* [To be done]: Count the lines below that contain the word "this", and reply with only that number.

# start of Task inputs

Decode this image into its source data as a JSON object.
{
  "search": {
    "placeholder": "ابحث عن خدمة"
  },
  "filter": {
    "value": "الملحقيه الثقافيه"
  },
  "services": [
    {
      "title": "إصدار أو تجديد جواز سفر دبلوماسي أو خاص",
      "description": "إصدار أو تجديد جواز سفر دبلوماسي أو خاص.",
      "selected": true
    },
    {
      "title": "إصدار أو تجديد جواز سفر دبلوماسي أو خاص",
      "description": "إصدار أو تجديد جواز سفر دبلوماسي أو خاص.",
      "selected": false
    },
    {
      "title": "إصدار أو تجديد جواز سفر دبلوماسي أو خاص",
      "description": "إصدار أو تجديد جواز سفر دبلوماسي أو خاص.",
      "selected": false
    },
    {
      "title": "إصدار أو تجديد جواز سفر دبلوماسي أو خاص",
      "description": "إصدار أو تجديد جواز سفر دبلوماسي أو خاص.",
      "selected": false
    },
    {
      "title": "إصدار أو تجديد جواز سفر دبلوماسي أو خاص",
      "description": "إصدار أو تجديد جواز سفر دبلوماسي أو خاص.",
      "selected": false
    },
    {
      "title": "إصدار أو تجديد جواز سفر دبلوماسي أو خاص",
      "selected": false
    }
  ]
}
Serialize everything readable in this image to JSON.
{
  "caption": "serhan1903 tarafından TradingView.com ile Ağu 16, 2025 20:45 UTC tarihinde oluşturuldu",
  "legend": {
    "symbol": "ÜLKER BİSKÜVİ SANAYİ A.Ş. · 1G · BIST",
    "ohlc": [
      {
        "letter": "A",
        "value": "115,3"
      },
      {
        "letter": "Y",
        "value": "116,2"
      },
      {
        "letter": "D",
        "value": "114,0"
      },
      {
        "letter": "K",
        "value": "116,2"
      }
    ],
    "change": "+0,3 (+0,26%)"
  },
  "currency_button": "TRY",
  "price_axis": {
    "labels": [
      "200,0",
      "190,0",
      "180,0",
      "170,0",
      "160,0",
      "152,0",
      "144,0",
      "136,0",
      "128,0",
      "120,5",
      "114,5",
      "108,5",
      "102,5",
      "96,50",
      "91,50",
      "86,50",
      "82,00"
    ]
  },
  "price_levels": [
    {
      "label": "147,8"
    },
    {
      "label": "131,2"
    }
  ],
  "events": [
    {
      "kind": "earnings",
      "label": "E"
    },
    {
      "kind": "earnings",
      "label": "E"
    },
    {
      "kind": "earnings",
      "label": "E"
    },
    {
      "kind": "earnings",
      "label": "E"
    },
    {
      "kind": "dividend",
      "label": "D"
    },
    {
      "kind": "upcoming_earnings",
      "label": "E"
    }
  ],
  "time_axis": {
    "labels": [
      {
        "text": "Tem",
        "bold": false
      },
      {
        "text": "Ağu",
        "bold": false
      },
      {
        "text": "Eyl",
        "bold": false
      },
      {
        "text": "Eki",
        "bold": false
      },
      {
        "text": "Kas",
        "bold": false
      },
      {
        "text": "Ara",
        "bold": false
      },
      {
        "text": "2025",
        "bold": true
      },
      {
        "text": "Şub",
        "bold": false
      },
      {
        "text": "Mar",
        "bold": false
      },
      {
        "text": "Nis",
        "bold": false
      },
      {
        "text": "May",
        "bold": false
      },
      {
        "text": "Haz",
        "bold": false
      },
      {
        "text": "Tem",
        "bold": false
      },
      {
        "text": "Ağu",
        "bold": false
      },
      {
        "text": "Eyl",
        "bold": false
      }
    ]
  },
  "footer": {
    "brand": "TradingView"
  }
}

# end of Task inputs

* [Task answer]: 2